Problem statement
Make an exact copy of the entries below.

Records shown

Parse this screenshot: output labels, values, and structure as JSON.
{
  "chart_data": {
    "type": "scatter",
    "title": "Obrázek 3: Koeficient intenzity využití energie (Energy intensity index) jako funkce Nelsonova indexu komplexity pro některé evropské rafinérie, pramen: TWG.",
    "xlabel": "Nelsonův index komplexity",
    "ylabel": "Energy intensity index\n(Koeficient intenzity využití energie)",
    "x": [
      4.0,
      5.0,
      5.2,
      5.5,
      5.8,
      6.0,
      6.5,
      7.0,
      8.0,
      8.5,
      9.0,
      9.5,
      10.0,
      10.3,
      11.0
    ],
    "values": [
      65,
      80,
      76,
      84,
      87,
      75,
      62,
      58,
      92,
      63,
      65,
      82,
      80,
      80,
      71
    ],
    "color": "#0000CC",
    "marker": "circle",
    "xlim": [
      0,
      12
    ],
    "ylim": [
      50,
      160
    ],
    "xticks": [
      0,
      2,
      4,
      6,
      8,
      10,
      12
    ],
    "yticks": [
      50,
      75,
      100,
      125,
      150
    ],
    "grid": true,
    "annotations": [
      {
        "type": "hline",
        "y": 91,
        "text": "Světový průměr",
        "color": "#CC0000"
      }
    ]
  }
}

Response
Parse this screenshot: output labels, values, and structure as JSON.
{
  "chart_data": {
    "type": "scatter",
    "title": "Obrázek 3: Koeficient intenzity využití energie (Energy intensity index) jako funkce Nelsonova indexu komplexity pro některé evropské rafinérie, pramen: TWG.",
    "xlabel": "Nelsonův index komplexity",
    "ylabel": "Energy intensity index\n(Koeficient intenzity využití energie)",
    "x": [
      4.0,
      5.0,
      5.2,
      5.5,
      5.8,
      6.0,
      6.5,
      7.0,
      8.0,
      8.5,
      9.0,
      9.5,
      10.0,
      10.3,
      11.0
    ],
    "values": [
      65,
      80,
      76,
      84,
      87,
      75,
      62,
      58,
      92,
      63,
      65,
      82,
      80,
      80,
      71
    ],
    "color": "#0000CC",
    "marker": "circle",
    "xlim": [
      0,
      12
    ],
    "ylim": [
      50,
      160
    ],
    "xticks": [
      0,
      2,
      4,
      6,
      8,
      10,
      12
    ],
    "yticks": [
      50,
      75,
      100,
      125,
      150
    ],
    "grid": true,
    "annotations": [
      {
        "type": "hline",
        "y": 91,
        "text": "Světový průměr",
        "color": "#CC0000"
      }
    ]
  }
}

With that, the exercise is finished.